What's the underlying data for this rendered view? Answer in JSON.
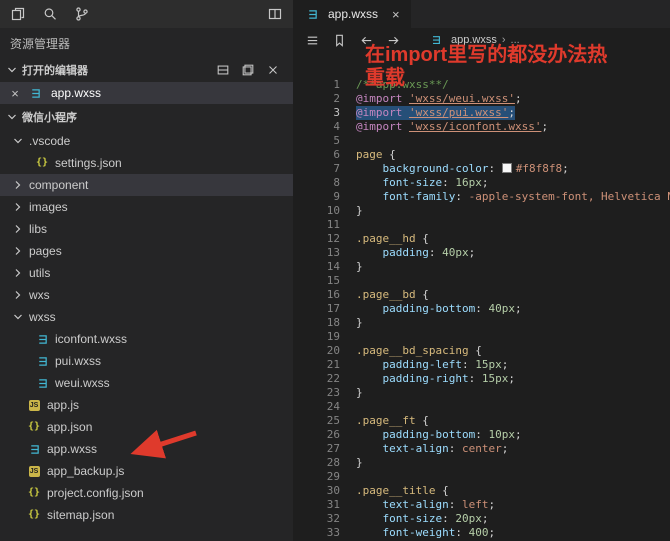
{
  "colors": {
    "annotation_red": "#df3a2c",
    "wxss_icon_teal": "#42b8d4",
    "selection_blue": "#264f78",
    "row_highlight": "#37373d",
    "editor_background": "#1e1e1e",
    "sidebar_background": "#252526"
  },
  "glyphs": {
    "close": "×",
    "breadcrumb_separator": "›",
    "breadcrumb_more": "..."
  },
  "topbar": {
    "left_icons": [
      "files-icon",
      "search-icon",
      "git-branch-icon"
    ],
    "right_icons": [
      "split-editor-icon"
    ]
  },
  "sidebar": {
    "title": "资源管理器",
    "open_editors": {
      "label": "打开的编辑器",
      "action_icons": [
        "toggle-layout-icon",
        "save-all-icon",
        "close-all-editors-icon"
      ],
      "items": [
        {
          "label": "app.wxss",
          "icon": "wxss",
          "active": true
        }
      ]
    },
    "project": {
      "label": "微信小程序",
      "tree": [
        {
          "label": ".vscode",
          "kind": "folder",
          "expanded": true,
          "level": 0
        },
        {
          "label": "settings.json",
          "kind": "file",
          "icon": "json",
          "level": 1
        },
        {
          "label": "component",
          "kind": "folder",
          "expanded": false,
          "level": 0,
          "highlighted": true
        },
        {
          "label": "images",
          "kind": "folder",
          "expanded": false,
          "level": 0
        },
        {
          "label": "libs",
          "kind": "folder",
          "expanded": false,
          "level": 0
        },
        {
          "label": "pages",
          "kind": "folder",
          "expanded": false,
          "level": 0
        },
        {
          "label": "utils",
          "kind": "folder",
          "expanded": false,
          "level": 0
        },
        {
          "label": "wxs",
          "kind": "folder",
          "expanded": false,
          "level": 0
        },
        {
          "label": "wxss",
          "kind": "folder",
          "expanded": true,
          "level": 0
        },
        {
          "label": "iconfont.wxss",
          "kind": "file",
          "icon": "wxss",
          "level": 1
        },
        {
          "label": "pui.wxss",
          "kind": "file",
          "icon": "wxss",
          "level": 1
        },
        {
          "label": "weui.wxss",
          "kind": "file",
          "icon": "wxss",
          "level": 1
        },
        {
          "label": "app.js",
          "kind": "file",
          "icon": "js",
          "level": 0
        },
        {
          "label": "app.json",
          "kind": "file",
          "icon": "json",
          "level": 0
        },
        {
          "label": "app.wxss",
          "kind": "file",
          "icon": "wxss",
          "level": 0,
          "arrow_target": true
        },
        {
          "label": "app_backup.js",
          "kind": "file",
          "icon": "js",
          "level": 0
        },
        {
          "label": "project.config.json",
          "kind": "file",
          "icon": "json",
          "level": 0
        },
        {
          "label": "sitemap.json",
          "kind": "file",
          "icon": "json",
          "level": 0
        }
      ]
    }
  },
  "editor": {
    "tab": {
      "label": "app.wxss",
      "icon": "wxss"
    },
    "toolbar_icons": [
      "list-icon",
      "bookmark-icon",
      "arrow-left-icon",
      "arrow-right-icon"
    ],
    "breadcrumb": {
      "file": "app.wxss"
    },
    "annotation": {
      "text": "在import里写的都没办法热重载"
    },
    "code": {
      "language": "wxss",
      "selected_line": 3,
      "lines": [
        {
          "segs": [
            {
              "c": "cm",
              "t": "/**app.wxss**/"
            }
          ]
        },
        {
          "segs": [
            {
              "c": "kw",
              "t": "@import"
            },
            {
              "c": "pun",
              "t": " "
            },
            {
              "c": "str",
              "t": "'wxss/weui.wxss'"
            },
            {
              "c": "pun",
              "t": ";"
            }
          ]
        },
        {
          "selected": true,
          "segs": [
            {
              "c": "kw",
              "t": "@import"
            },
            {
              "c": "pun",
              "t": " "
            },
            {
              "c": "str",
              "t": "'wxss/pui.wxss'"
            },
            {
              "c": "pun",
              "t": ";"
            }
          ]
        },
        {
          "segs": [
            {
              "c": "kw",
              "t": "@import"
            },
            {
              "c": "pun",
              "t": " "
            },
            {
              "c": "str",
              "t": "'wxss/iconfont.wxss'"
            },
            {
              "c": "pun",
              "t": ";"
            }
          ]
        },
        {
          "segs": []
        },
        {
          "segs": [
            {
              "c": "sel",
              "t": "page"
            },
            {
              "c": "pun",
              "t": " {"
            }
          ]
        },
        {
          "segs": [
            {
              "c": "pun",
              "t": "    "
            },
            {
              "c": "prop",
              "t": "background-color"
            },
            {
              "c": "pun",
              "t": ": "
            },
            {
              "c": "sw"
            },
            {
              "c": "val",
              "t": "#f8f8f8"
            },
            {
              "c": "pun",
              "t": ";"
            }
          ]
        },
        {
          "segs": [
            {
              "c": "pun",
              "t": "    "
            },
            {
              "c": "prop",
              "t": "font-size"
            },
            {
              "c": "pun",
              "t": ": "
            },
            {
              "c": "num",
              "t": "16px"
            },
            {
              "c": "pun",
              "t": ";"
            }
          ]
        },
        {
          "segs": [
            {
              "c": "pun",
              "t": "    "
            },
            {
              "c": "prop",
              "t": "font-family"
            },
            {
              "c": "pun",
              "t": ": "
            },
            {
              "c": "val",
              "t": "-apple-system-font, Helvetica N"
            }
          ]
        },
        {
          "segs": [
            {
              "c": "pun",
              "t": "}"
            }
          ]
        },
        {
          "segs": []
        },
        {
          "segs": [
            {
              "c": "sel",
              "t": ".page__hd"
            },
            {
              "c": "pun",
              "t": " {"
            }
          ]
        },
        {
          "segs": [
            {
              "c": "pun",
              "t": "    "
            },
            {
              "c": "prop",
              "t": "padding"
            },
            {
              "c": "pun",
              "t": ": "
            },
            {
              "c": "num",
              "t": "40px"
            },
            {
              "c": "pun",
              "t": ";"
            }
          ]
        },
        {
          "segs": [
            {
              "c": "pun",
              "t": "}"
            }
          ]
        },
        {
          "segs": []
        },
        {
          "segs": [
            {
              "c": "sel",
              "t": ".page__bd"
            },
            {
              "c": "pun",
              "t": " {"
            }
          ]
        },
        {
          "segs": [
            {
              "c": "pun",
              "t": "    "
            },
            {
              "c": "prop",
              "t": "padding-bottom"
            },
            {
              "c": "pun",
              "t": ": "
            },
            {
              "c": "num",
              "t": "40px"
            },
            {
              "c": "pun",
              "t": ";"
            }
          ]
        },
        {
          "segs": [
            {
              "c": "pun",
              "t": "}"
            }
          ]
        },
        {
          "segs": []
        },
        {
          "segs": [
            {
              "c": "sel",
              "t": ".page__bd_spacing"
            },
            {
              "c": "pun",
              "t": " {"
            }
          ]
        },
        {
          "segs": [
            {
              "c": "pun",
              "t": "    "
            },
            {
              "c": "prop",
              "t": "padding-left"
            },
            {
              "c": "pun",
              "t": ": "
            },
            {
              "c": "num",
              "t": "15px"
            },
            {
              "c": "pun",
              "t": ";"
            }
          ]
        },
        {
          "segs": [
            {
              "c": "pun",
              "t": "    "
            },
            {
              "c": "prop",
              "t": "padding-right"
            },
            {
              "c": "pun",
              "t": ": "
            },
            {
              "c": "num",
              "t": "15px"
            },
            {
              "c": "pun",
              "t": ";"
            }
          ]
        },
        {
          "segs": [
            {
              "c": "pun",
              "t": "}"
            }
          ]
        },
        {
          "segs": []
        },
        {
          "segs": [
            {
              "c": "sel",
              "t": ".page__ft"
            },
            {
              "c": "pun",
              "t": " {"
            }
          ]
        },
        {
          "segs": [
            {
              "c": "pun",
              "t": "    "
            },
            {
              "c": "prop",
              "t": "padding-bottom"
            },
            {
              "c": "pun",
              "t": ": "
            },
            {
              "c": "num",
              "t": "10px"
            },
            {
              "c": "pun",
              "t": ";"
            }
          ]
        },
        {
          "segs": [
            {
              "c": "pun",
              "t": "    "
            },
            {
              "c": "prop",
              "t": "text-align"
            },
            {
              "c": "pun",
              "t": ": "
            },
            {
              "c": "val",
              "t": "center"
            },
            {
              "c": "pun",
              "t": ";"
            }
          ]
        },
        {
          "segs": [
            {
              "c": "pun",
              "t": "}"
            }
          ]
        },
        {
          "segs": []
        },
        {
          "segs": [
            {
              "c": "sel",
              "t": ".page__title"
            },
            {
              "c": "pun",
              "t": " {"
            }
          ]
        },
        {
          "segs": [
            {
              "c": "pun",
              "t": "    "
            },
            {
              "c": "prop",
              "t": "text-align"
            },
            {
              "c": "pun",
              "t": ": "
            },
            {
              "c": "val",
              "t": "left"
            },
            {
              "c": "pun",
              "t": ";"
            }
          ]
        },
        {
          "segs": [
            {
              "c": "pun",
              "t": "    "
            },
            {
              "c": "prop",
              "t": "font-size"
            },
            {
              "c": "pun",
              "t": ": "
            },
            {
              "c": "num",
              "t": "20px"
            },
            {
              "c": "pun",
              "t": ";"
            }
          ]
        },
        {
          "segs": [
            {
              "c": "pun",
              "t": "    "
            },
            {
              "c": "prop",
              "t": "font-weight"
            },
            {
              "c": "pun",
              "t": ": "
            },
            {
              "c": "num",
              "t": "400"
            },
            {
              "c": "pun",
              "t": ";"
            }
          ]
        }
      ]
    }
  }
}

====

Do this — What is the number of lines in the records that contain the string "iconfont"? Give only that number.

Solution for this problem — 2